++++ EXTRACT TO READ

Little dramas like that happen every day in our back yard in Spring.

Spring, when Life is surging back in profusion and abundance, is not the time to die.

But my friend Alice is dying, perhaps even dead now since I saw her early this afternoon and the hospice nurse told me she was only breathing every thirty seconds or so. St. John's Priest-in-charge, Amy was there with the family. They were in good hands. I just wanted to sit with Alice for a spell and tell her good-bye and how much I appreciated how gracious and generous and hospitable and kind and supportive she'd been to me in the 21 years I was her priest.

Her family called me this morning to tell me the end was near and they wanted me to see her. I am so aware of trying to be an ex-Rector that I called Amy to ask if I could go see Alice. She told me it was fine and she was on her way there as we spoke. (I didn't even tell Amy she shouldn't be driving and talking on a cell phone because I was so glad I'd get to see Alice before she died.)

So I sat with her and told her what I needed to thank her for and told her I'd miss her and kissed her forehead (normally I would have made the sign of the cross there, but I'm not her priest any more, Amy is, so I kissed her as my friend.)

Driving home I marveled at the number of deathbeds I've sat by. The first was my mother a few days after I turned 25. My father and I were with her when she died. But, besides hospice nurses, priests probably sit by more deathbeds than anyone. How many, I wondered, knowing fair well I could never remember them all.

++++++++

#### [TASKS TO CARRY OUT]
1. From the passage about saying good-bye to Alice, list the words used to describe how Alice had been to the narrator during the 21 years as her priest.
2. Continue the passage about saying good-bye to Alice, beginning after its last sentence.

++++ INFORMATION SUPPLIED

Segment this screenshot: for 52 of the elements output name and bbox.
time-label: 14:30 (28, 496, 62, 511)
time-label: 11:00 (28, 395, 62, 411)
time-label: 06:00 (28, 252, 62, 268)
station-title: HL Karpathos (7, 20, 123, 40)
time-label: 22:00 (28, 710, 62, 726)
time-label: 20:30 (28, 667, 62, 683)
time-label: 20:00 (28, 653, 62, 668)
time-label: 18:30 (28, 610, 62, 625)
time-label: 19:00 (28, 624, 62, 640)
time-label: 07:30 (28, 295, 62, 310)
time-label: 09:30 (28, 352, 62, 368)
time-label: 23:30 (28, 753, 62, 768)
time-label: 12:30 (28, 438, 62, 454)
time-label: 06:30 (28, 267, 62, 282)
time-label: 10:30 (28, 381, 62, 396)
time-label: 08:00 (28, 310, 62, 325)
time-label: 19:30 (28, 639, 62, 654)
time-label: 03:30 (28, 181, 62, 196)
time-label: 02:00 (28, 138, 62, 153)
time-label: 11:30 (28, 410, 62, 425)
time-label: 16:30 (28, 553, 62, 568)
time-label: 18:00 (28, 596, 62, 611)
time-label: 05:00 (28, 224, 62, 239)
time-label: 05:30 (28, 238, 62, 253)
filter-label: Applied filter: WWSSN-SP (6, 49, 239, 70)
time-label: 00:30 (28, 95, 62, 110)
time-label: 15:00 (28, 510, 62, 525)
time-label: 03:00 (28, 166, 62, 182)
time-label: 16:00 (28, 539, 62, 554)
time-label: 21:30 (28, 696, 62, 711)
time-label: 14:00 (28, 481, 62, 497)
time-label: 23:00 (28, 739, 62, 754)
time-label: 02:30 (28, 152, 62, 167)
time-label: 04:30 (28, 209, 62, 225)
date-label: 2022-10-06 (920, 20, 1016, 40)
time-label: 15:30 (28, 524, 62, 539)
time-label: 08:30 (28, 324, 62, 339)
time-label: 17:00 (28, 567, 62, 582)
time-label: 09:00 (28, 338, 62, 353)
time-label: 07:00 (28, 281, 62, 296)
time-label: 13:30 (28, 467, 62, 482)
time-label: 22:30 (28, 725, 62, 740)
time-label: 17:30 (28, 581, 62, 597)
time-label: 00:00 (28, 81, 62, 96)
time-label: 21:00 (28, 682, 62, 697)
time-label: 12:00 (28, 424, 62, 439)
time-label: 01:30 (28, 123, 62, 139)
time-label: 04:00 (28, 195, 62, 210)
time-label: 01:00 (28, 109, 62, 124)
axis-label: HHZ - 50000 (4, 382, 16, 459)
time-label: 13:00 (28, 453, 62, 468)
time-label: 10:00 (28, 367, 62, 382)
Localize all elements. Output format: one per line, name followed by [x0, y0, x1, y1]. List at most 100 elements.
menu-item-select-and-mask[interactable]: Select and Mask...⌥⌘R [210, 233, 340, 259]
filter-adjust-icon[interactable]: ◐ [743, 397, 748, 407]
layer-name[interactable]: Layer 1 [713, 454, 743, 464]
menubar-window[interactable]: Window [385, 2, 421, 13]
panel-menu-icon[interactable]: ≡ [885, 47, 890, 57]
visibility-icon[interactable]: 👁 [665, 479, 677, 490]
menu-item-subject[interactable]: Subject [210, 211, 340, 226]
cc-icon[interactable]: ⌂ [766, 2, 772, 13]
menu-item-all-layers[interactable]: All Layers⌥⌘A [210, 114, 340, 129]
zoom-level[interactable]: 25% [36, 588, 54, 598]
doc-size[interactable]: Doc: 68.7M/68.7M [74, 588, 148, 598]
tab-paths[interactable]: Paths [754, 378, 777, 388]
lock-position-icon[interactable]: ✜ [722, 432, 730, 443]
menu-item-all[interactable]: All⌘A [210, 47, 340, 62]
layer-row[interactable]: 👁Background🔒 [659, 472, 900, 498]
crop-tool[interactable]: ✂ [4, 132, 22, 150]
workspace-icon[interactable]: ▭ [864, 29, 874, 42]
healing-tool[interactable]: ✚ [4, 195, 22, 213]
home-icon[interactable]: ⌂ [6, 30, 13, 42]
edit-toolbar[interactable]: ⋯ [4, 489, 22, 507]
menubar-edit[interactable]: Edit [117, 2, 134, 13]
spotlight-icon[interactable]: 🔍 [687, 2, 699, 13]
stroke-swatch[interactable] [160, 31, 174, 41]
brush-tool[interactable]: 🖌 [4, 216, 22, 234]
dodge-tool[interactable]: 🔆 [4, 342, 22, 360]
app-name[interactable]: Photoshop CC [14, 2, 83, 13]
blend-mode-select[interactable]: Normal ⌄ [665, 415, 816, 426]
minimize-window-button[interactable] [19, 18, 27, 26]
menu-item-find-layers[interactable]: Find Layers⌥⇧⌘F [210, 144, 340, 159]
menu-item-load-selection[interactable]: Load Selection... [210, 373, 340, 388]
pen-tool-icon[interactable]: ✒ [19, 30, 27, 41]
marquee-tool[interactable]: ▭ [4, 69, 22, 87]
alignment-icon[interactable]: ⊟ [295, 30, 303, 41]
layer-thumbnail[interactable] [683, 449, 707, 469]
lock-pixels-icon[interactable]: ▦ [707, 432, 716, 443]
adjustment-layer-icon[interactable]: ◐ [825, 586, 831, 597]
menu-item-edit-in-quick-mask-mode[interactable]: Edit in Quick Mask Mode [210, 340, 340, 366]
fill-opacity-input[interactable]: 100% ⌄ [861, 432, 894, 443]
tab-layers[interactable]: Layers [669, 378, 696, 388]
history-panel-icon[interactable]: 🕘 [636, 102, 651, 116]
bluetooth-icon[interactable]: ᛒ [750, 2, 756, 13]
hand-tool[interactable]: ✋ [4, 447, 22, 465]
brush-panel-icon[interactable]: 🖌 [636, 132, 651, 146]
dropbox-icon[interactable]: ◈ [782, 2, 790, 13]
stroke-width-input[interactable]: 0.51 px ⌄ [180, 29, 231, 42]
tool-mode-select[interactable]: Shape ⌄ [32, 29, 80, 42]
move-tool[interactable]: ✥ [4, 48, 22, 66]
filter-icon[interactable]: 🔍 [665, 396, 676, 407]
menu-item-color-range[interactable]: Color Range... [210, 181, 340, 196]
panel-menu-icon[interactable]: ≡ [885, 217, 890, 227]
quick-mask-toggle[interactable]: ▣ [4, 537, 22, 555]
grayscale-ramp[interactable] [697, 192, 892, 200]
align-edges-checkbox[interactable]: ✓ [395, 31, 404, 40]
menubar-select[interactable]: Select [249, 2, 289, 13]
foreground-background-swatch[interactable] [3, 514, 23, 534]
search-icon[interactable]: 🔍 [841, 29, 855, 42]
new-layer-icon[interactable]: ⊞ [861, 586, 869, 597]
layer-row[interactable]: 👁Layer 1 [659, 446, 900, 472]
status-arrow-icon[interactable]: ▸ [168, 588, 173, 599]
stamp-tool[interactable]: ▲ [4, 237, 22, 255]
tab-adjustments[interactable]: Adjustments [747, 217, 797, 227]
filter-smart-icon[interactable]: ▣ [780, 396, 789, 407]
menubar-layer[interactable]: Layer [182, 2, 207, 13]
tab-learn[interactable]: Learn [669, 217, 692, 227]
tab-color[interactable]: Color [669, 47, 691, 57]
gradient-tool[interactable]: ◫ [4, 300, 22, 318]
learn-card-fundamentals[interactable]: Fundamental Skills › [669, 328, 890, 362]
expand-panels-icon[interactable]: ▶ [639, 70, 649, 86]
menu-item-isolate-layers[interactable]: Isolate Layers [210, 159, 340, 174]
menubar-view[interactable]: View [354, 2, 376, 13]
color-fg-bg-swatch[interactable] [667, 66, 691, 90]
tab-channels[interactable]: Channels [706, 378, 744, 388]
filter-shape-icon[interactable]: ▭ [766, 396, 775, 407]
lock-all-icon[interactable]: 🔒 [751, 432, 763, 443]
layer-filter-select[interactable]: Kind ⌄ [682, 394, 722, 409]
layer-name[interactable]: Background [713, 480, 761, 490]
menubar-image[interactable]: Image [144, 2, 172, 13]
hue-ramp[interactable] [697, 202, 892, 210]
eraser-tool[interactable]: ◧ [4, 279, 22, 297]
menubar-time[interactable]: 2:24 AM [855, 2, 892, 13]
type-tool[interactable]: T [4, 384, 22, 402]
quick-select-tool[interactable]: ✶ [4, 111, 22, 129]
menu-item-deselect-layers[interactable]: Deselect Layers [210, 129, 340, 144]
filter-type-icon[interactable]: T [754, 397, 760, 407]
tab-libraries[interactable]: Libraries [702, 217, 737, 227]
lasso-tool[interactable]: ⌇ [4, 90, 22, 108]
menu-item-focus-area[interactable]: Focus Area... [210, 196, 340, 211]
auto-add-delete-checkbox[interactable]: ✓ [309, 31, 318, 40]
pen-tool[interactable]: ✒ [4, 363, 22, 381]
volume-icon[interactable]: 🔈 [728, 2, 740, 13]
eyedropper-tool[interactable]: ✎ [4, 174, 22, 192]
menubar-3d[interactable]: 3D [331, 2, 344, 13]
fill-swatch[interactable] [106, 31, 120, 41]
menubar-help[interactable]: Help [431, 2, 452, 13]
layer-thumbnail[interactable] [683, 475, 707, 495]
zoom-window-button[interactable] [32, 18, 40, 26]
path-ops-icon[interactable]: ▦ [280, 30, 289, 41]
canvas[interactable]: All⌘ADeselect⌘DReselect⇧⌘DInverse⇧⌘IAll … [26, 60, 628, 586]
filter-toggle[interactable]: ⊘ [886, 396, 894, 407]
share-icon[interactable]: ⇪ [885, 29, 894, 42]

++++++++

#### [RESPONSES TO THE TASKS]
1. gracious, generous, hospitable, kind, supportive

2.
This blog is called "Under the Castor Oil Tree" because most biblical scholars think the tree God causes to grow for Jonah at the end of that book was a Castor Oil tree. Then God sends a worm to kill the tree and Jonah sits under the dead tree pondering the meaning of it all.

Sitting by deathbeds is a good place to ponder the meaning of it all.

I certainly have no answers to all the questions the deathbed Castor Oil Tree raises. No answers at all. In fact, I think the reason I am good to have around at the time of death is that I don't have anything to tell you about that awful and holy mystery. I certainly won't say anything stupid or silly or falsely pious. In fact, I normally say nothing at all. I'm just there as what psychologists call a "non-anxious presence", just part of the decor of whatever room the deathbed is in. I'm sad and pained and not a little angry, but I'm just there like a blank piece of paper for people to write on.

I don't fear Death, but I hate the thought of people dying...especially in Spring when Cowbirds and Cardinals and Robins galore and Swifts and Sparrows are entertaining me in the back yard. And especially Alice--such a dear, wondrous, loving woman--on this oh-so-perfect Spring day.

Lots to ponder there....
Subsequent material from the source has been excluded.